[start of RECORDED DATA]

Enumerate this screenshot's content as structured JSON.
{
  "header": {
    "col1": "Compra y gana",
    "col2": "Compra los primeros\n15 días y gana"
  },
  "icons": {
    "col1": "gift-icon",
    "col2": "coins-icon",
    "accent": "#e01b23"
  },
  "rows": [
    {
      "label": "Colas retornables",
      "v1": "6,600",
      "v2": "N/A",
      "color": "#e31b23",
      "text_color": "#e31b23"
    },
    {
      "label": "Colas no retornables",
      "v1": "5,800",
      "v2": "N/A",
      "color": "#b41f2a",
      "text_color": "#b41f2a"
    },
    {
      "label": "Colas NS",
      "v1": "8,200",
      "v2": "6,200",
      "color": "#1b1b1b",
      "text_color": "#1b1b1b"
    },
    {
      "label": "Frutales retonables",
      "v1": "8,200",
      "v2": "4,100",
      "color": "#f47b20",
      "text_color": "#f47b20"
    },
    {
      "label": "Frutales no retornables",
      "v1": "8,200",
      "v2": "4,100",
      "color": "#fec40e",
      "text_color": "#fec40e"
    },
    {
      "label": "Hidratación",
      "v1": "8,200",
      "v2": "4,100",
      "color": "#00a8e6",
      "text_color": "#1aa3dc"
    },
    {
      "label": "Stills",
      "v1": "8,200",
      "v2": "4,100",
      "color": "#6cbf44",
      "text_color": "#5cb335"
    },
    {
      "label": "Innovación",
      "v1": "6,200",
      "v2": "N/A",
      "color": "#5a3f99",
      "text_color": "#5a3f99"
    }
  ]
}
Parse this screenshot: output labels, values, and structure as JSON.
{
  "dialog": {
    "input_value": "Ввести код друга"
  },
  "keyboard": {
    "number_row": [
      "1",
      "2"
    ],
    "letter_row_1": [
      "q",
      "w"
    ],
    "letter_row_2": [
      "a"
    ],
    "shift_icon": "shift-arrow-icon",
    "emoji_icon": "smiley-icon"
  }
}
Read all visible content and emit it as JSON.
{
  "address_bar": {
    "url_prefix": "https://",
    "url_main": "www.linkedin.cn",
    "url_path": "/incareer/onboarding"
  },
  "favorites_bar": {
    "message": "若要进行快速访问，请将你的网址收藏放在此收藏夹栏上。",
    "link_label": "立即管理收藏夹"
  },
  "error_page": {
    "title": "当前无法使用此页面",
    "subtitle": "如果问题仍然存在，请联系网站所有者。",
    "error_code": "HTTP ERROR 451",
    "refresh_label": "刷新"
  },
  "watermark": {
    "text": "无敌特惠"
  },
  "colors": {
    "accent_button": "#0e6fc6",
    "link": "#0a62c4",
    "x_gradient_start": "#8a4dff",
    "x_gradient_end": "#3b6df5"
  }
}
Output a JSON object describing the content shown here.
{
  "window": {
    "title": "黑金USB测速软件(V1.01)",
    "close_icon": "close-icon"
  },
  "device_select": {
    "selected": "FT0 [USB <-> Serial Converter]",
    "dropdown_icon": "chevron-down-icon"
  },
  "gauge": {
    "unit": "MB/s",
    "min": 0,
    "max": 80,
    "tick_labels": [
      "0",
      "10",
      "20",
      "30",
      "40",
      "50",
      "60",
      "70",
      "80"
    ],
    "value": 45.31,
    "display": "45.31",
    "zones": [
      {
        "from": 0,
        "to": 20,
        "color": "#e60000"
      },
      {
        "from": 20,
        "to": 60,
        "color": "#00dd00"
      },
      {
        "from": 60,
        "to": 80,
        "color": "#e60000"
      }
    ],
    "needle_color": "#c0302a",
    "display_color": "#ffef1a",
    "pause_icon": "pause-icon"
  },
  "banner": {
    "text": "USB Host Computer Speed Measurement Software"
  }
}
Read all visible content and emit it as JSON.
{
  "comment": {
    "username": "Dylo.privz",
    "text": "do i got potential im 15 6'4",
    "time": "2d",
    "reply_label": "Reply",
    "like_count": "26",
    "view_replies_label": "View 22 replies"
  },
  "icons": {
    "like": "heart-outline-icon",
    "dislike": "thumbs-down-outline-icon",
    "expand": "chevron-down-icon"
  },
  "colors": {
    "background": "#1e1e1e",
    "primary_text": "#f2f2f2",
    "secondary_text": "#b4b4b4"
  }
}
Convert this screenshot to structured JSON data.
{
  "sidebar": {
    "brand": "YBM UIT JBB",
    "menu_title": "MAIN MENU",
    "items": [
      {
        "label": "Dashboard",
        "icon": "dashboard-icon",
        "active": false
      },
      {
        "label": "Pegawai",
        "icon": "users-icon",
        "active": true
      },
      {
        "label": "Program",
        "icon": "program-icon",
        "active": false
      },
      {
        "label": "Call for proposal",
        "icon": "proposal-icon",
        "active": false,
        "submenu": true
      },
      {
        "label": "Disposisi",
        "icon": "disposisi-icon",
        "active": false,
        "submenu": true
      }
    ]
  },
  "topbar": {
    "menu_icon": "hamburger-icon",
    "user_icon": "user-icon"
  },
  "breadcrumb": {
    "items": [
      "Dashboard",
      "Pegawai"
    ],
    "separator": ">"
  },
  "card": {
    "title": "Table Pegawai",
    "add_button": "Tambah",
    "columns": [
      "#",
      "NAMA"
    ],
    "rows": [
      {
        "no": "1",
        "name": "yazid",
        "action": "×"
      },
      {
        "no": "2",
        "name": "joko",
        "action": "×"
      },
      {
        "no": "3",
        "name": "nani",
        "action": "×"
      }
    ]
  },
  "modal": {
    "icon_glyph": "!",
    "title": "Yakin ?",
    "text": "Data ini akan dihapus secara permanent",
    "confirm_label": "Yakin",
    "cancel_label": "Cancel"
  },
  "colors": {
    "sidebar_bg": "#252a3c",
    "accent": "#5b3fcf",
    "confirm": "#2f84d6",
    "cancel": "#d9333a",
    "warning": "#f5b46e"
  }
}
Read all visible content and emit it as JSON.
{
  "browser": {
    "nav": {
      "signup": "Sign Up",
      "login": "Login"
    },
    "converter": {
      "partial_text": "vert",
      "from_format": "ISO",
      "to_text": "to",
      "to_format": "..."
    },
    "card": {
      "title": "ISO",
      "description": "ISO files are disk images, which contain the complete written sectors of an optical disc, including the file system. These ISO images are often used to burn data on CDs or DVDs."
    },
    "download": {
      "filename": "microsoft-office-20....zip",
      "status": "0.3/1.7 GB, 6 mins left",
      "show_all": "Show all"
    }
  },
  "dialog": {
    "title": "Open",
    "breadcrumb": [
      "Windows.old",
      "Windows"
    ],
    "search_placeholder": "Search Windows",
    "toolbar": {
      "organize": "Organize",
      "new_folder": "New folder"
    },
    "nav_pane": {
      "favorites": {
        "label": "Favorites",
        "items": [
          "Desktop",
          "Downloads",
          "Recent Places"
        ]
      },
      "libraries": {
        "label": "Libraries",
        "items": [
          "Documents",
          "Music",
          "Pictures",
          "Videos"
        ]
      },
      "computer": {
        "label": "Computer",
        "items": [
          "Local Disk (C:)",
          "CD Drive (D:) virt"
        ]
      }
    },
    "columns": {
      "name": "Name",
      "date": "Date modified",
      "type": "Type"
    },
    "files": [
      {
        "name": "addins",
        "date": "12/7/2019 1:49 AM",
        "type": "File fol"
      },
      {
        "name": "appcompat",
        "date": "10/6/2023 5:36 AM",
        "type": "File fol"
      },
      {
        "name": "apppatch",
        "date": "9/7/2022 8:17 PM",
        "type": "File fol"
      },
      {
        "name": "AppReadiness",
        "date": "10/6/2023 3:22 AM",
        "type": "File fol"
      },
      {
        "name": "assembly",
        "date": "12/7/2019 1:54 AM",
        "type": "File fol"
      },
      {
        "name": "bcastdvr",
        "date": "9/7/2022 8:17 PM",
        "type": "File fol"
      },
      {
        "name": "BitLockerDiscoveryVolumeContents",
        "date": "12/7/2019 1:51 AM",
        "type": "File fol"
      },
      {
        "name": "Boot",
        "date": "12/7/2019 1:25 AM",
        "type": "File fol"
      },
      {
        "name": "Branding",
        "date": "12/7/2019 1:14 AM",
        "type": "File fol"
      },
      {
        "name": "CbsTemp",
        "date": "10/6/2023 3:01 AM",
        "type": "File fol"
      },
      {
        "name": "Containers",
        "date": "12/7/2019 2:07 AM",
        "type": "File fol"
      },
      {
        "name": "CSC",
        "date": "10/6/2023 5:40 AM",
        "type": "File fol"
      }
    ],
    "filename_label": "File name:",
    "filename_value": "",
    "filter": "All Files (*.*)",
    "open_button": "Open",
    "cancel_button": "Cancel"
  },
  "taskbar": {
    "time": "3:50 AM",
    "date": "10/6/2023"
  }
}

[end of RECORDED DATA]

PROBLEM DESCRIPTION: Using the material above, copy every line in which the string "Windows" occurs.

THE REPLY:
      "Windows.old",
      "Windows"
    "search_placeholder": "Search Windows",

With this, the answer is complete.